## AIM
Lines containing the word "type" should be extracted in full.

(Structured figure records)

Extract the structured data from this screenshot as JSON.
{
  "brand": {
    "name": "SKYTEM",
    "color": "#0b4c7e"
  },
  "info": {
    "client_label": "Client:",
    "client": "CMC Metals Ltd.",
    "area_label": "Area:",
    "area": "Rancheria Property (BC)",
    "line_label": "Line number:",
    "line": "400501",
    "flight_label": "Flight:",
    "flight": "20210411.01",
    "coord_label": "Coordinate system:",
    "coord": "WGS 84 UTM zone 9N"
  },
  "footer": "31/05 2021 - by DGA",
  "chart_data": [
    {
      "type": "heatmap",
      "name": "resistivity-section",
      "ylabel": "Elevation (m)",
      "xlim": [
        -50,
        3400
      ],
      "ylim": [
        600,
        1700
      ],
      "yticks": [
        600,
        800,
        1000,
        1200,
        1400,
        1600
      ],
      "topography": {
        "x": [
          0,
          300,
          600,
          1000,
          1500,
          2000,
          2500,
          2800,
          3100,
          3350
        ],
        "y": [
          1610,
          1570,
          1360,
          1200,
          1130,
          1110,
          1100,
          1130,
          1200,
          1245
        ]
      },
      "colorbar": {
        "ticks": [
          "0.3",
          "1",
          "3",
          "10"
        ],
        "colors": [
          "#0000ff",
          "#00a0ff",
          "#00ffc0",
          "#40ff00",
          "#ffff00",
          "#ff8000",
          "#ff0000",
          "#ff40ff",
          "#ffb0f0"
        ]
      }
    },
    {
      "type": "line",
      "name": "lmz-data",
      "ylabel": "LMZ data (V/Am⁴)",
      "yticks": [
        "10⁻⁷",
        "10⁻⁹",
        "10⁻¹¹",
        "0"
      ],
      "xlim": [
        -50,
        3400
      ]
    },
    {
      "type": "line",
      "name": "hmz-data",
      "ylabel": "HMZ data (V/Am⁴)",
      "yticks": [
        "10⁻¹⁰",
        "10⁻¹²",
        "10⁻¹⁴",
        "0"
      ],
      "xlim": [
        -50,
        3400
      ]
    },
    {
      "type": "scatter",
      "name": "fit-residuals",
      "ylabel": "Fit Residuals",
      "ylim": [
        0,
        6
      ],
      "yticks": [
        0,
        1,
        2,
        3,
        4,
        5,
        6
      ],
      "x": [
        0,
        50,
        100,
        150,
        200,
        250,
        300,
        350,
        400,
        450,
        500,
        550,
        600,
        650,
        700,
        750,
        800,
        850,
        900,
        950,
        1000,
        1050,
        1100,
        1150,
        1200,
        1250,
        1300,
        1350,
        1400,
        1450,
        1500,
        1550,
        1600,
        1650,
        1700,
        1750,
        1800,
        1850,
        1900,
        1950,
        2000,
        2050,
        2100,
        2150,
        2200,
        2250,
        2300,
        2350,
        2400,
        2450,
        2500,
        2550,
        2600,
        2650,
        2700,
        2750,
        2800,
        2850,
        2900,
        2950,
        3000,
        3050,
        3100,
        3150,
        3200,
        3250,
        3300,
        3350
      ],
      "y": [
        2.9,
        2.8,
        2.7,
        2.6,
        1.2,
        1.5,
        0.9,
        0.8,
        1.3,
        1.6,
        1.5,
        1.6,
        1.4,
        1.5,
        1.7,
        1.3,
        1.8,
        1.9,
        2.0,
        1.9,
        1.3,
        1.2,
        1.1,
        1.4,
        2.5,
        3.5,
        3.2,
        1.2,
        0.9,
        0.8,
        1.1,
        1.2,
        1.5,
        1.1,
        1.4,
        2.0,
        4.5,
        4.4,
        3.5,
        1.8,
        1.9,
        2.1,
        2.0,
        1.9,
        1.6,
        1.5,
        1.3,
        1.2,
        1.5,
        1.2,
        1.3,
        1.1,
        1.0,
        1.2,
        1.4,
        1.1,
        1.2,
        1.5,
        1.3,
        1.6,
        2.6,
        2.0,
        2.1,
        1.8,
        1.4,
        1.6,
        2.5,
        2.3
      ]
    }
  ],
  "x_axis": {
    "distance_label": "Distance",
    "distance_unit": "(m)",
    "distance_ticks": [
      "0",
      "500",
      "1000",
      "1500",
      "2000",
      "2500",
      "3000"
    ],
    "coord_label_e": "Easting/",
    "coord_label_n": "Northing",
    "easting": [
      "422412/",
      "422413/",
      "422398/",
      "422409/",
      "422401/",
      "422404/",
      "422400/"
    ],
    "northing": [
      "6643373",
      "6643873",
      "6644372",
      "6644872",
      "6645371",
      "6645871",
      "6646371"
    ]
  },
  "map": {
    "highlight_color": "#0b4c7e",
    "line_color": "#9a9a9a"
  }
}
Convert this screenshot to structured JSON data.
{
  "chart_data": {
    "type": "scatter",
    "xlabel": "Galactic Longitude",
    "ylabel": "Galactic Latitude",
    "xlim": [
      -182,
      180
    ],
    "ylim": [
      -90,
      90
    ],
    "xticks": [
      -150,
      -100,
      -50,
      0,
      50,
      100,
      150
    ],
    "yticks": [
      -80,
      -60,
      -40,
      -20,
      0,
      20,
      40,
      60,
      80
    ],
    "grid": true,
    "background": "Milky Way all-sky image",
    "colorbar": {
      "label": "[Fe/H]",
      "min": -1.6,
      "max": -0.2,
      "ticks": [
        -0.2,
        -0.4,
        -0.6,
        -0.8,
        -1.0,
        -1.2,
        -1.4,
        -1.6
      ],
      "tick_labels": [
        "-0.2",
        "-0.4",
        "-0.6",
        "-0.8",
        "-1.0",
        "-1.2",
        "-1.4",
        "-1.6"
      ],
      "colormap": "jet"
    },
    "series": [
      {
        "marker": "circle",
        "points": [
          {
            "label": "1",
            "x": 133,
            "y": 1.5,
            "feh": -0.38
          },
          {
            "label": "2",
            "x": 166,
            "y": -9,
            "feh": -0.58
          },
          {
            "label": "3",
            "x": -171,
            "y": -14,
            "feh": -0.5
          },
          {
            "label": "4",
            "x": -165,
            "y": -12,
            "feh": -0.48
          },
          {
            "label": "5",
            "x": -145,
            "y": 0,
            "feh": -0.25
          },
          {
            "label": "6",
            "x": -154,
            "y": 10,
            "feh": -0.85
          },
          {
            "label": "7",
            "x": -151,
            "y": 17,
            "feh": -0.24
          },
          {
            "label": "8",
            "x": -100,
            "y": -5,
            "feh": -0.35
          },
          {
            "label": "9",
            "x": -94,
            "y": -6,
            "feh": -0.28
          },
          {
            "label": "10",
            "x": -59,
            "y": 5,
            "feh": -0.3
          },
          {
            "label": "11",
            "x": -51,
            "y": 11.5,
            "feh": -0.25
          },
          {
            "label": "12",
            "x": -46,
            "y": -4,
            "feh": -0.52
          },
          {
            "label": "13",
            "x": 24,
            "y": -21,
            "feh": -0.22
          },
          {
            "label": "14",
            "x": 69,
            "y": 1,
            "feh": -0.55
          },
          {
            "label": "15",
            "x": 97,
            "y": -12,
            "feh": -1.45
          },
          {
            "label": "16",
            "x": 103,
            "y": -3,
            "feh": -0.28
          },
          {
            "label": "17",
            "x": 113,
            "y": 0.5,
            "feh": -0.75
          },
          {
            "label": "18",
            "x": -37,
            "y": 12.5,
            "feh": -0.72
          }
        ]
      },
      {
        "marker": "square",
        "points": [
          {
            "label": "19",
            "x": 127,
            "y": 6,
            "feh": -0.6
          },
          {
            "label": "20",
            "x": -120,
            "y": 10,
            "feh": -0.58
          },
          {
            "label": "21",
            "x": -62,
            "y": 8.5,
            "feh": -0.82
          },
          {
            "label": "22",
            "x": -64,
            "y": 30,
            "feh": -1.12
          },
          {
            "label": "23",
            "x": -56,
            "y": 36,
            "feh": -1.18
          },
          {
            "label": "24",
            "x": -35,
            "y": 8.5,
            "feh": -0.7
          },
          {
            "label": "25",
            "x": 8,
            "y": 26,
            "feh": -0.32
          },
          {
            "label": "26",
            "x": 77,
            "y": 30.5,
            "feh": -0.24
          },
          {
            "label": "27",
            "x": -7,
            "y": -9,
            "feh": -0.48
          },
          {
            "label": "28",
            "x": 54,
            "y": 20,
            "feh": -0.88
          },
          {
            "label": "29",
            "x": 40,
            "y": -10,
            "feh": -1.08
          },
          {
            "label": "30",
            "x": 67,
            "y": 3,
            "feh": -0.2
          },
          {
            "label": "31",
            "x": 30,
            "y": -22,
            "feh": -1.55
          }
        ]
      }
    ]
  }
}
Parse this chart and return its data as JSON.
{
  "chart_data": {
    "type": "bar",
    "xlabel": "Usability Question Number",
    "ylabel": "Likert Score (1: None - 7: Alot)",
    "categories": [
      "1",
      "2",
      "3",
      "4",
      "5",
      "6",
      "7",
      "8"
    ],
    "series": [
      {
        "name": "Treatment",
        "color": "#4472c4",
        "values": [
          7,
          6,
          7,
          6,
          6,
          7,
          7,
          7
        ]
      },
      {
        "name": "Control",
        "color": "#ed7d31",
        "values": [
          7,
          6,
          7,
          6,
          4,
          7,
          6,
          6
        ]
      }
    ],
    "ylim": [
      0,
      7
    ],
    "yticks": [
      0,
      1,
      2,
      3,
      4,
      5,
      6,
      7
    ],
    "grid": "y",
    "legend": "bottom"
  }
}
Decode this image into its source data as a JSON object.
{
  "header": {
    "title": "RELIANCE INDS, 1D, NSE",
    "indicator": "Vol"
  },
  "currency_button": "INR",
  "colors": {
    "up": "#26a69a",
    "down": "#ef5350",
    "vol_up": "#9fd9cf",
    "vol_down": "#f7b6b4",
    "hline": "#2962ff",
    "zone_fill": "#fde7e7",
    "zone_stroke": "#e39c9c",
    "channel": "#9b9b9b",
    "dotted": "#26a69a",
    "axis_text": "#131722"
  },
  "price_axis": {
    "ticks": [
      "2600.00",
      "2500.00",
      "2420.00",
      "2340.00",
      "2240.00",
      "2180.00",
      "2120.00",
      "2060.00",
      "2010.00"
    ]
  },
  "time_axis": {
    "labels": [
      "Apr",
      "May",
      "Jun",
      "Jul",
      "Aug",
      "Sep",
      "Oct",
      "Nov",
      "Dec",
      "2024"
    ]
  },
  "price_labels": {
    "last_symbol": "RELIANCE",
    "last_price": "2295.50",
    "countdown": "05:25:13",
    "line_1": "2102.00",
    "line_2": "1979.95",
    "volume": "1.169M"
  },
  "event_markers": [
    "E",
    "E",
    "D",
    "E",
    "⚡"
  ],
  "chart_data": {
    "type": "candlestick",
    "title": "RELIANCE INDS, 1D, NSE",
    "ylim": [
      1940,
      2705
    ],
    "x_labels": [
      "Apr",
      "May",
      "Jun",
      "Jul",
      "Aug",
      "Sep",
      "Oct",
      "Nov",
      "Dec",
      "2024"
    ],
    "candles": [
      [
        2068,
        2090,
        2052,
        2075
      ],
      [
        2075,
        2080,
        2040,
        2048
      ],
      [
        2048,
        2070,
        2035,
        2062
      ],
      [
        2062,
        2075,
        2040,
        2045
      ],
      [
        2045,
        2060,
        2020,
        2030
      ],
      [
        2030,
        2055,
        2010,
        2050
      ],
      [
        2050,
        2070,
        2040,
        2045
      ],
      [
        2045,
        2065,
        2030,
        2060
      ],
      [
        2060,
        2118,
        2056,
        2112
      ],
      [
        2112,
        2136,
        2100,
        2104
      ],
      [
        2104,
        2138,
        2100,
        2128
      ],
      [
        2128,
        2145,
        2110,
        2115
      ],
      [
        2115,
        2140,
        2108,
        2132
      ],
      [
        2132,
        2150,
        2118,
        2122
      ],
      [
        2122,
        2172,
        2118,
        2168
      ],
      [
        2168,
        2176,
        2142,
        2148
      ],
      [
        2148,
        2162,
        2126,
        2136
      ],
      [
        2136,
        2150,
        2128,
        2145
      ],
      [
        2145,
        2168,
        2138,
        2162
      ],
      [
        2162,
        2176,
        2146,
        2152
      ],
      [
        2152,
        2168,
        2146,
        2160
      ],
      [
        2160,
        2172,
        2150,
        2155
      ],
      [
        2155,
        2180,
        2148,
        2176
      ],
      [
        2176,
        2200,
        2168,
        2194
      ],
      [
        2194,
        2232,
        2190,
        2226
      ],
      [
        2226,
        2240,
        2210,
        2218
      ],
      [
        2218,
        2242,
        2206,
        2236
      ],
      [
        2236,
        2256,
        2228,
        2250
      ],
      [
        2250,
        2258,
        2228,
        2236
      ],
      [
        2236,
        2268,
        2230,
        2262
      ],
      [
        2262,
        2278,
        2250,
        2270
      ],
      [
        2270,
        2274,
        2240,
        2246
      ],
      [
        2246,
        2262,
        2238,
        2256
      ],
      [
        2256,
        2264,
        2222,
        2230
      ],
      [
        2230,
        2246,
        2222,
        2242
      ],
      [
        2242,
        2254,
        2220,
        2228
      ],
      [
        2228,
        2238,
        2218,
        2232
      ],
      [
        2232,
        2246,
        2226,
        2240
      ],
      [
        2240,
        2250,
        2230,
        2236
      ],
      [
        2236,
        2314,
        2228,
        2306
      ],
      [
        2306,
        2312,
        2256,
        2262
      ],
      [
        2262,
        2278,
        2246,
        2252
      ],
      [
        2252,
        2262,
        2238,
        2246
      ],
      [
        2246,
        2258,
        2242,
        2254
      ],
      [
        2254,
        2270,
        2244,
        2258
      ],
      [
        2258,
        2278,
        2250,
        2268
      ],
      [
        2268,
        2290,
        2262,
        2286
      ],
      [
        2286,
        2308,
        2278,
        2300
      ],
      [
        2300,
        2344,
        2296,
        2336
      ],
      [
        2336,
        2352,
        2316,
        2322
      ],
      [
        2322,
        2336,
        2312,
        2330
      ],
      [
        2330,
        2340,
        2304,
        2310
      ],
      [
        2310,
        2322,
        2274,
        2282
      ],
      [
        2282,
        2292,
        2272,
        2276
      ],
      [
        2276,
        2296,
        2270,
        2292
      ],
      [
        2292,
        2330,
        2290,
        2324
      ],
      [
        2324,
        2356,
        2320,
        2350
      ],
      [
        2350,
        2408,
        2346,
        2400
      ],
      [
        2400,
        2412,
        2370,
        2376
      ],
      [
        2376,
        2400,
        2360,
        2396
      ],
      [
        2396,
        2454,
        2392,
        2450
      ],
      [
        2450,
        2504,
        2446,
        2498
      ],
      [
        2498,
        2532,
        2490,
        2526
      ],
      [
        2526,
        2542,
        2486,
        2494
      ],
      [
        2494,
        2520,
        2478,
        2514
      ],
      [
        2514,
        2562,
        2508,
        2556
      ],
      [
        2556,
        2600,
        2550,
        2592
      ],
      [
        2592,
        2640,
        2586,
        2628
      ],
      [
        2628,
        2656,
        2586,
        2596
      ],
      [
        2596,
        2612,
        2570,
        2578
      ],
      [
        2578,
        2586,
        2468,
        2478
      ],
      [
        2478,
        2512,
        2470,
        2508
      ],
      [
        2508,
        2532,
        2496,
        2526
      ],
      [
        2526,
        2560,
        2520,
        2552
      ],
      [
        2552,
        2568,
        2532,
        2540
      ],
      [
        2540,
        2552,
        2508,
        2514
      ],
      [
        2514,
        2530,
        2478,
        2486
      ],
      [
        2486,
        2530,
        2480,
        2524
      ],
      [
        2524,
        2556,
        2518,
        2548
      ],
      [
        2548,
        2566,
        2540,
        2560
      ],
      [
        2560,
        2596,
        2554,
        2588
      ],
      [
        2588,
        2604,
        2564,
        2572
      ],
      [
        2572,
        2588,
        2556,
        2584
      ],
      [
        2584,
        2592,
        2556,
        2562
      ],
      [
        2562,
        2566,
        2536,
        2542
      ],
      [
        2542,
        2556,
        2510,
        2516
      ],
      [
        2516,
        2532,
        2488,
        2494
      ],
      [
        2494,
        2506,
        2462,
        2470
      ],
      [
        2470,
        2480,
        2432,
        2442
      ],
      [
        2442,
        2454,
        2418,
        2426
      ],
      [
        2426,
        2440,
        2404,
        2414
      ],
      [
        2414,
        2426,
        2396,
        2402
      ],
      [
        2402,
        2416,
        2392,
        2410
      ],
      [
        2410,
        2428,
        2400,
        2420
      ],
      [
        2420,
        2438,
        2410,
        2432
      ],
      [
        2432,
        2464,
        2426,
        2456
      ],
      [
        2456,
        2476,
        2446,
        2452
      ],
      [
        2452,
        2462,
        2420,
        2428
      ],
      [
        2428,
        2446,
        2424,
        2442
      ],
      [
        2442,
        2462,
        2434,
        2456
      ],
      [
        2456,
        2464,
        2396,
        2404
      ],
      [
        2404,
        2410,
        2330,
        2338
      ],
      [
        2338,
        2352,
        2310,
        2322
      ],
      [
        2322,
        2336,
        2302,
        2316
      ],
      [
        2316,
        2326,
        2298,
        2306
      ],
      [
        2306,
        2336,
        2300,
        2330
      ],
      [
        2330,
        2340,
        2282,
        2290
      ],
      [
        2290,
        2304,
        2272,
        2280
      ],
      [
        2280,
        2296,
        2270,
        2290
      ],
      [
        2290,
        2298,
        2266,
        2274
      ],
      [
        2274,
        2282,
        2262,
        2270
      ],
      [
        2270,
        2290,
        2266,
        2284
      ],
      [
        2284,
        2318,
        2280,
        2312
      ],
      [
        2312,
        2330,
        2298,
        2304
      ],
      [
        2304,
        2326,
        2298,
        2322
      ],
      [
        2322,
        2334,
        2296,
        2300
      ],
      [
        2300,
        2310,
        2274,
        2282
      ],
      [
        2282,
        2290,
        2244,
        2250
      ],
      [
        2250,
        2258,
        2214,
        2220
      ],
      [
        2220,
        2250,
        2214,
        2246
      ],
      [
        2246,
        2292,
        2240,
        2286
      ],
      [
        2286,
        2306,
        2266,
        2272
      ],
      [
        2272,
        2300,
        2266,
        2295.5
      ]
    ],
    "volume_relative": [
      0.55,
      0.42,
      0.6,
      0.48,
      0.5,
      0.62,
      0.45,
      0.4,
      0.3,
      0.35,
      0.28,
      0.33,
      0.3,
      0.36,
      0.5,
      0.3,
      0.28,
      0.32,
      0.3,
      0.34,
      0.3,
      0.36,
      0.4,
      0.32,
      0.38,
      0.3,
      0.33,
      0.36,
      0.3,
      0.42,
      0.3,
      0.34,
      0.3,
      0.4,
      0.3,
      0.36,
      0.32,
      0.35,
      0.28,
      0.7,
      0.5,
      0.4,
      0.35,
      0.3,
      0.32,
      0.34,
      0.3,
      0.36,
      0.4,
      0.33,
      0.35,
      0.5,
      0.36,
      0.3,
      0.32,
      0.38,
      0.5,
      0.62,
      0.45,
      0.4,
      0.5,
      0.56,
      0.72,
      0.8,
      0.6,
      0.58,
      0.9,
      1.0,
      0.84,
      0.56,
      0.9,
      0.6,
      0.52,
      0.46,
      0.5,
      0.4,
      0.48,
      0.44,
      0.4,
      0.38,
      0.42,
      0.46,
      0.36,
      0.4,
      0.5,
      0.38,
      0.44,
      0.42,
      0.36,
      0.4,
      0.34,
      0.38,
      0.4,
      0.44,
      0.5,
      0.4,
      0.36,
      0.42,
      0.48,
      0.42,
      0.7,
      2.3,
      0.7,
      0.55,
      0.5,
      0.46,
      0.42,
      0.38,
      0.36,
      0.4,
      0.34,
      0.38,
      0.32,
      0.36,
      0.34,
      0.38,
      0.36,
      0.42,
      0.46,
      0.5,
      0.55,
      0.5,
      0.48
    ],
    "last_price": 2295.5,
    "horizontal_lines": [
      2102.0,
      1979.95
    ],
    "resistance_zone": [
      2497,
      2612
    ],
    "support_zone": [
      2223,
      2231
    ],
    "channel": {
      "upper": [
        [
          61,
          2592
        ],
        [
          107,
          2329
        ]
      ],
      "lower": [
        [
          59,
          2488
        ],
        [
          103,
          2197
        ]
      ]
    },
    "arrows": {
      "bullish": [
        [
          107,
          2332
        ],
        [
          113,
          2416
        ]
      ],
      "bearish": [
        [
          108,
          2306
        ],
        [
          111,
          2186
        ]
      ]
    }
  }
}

## TASK RESPONSE
      "type": "heatmap",
      "type": "line",
      "type": "line",
      "type": "scatter",
    "type": "scatter",
    "type": "bar",
    "type": "candlestick",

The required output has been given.